** RECORDS **
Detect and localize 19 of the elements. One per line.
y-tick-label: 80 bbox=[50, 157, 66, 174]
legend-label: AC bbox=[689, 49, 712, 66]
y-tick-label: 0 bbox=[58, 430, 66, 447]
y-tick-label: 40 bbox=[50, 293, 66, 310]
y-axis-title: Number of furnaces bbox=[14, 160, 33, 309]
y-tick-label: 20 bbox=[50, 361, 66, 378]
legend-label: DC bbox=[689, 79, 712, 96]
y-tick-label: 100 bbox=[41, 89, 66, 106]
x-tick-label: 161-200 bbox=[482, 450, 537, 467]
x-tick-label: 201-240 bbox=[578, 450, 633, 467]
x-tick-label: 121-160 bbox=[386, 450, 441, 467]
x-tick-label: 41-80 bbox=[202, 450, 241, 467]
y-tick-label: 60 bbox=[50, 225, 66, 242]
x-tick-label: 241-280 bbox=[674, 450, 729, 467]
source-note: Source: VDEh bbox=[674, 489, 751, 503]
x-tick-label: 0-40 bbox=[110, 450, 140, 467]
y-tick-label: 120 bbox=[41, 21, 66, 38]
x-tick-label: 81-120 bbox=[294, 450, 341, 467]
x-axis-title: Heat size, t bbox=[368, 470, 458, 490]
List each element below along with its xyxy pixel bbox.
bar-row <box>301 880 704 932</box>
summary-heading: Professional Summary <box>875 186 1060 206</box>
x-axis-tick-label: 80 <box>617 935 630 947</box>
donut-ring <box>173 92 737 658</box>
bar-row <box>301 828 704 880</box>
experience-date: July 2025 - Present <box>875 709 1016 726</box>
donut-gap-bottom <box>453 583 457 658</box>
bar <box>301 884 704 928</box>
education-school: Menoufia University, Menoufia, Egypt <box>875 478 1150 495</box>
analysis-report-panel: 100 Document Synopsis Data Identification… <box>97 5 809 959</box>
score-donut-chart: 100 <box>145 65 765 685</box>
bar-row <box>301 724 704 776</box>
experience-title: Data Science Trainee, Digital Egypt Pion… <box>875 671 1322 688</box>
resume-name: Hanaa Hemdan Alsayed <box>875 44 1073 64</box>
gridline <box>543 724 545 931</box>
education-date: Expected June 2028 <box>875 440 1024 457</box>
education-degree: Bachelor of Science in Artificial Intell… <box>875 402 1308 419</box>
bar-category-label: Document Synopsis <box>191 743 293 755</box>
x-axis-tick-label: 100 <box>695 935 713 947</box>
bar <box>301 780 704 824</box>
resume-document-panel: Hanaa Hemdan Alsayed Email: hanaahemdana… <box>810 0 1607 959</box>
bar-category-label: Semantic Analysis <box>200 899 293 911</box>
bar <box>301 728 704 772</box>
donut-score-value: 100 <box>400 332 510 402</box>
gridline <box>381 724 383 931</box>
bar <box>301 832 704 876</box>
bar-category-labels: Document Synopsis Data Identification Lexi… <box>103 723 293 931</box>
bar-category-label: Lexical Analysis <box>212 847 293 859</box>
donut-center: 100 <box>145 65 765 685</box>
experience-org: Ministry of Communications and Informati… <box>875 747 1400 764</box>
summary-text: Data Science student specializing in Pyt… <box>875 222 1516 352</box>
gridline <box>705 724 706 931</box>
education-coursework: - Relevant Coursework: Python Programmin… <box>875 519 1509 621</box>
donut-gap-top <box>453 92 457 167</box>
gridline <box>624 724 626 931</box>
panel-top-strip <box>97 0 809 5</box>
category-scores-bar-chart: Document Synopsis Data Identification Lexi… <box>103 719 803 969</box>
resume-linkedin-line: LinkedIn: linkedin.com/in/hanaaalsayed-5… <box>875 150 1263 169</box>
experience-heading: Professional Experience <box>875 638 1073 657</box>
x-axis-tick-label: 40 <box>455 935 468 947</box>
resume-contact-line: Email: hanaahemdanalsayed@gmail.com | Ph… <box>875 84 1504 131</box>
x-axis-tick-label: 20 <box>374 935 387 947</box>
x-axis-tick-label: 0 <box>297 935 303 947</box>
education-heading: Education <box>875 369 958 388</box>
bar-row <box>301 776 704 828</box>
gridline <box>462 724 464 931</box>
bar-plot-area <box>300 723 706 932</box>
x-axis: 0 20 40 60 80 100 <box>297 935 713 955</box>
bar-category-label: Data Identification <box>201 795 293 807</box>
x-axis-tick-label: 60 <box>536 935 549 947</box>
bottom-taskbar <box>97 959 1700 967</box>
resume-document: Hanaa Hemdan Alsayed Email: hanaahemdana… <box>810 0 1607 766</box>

** WORK REQUIRED **
Pull out every line of the listing above that contains the string "Science", with uppercase and lowercase letters treated as distinct.

** RESPONSE TO THIS TASK **
experience-title: Data Science Trainee, Digital Egypt Pion… <box>875 671 1322 688</box>
education-degree: Bachelor of Science in Artificial Intell… <box>875 402 1308 419</box>
summary-text: Data Science student specializing in Pyt… <box>875 222 1516 352</box>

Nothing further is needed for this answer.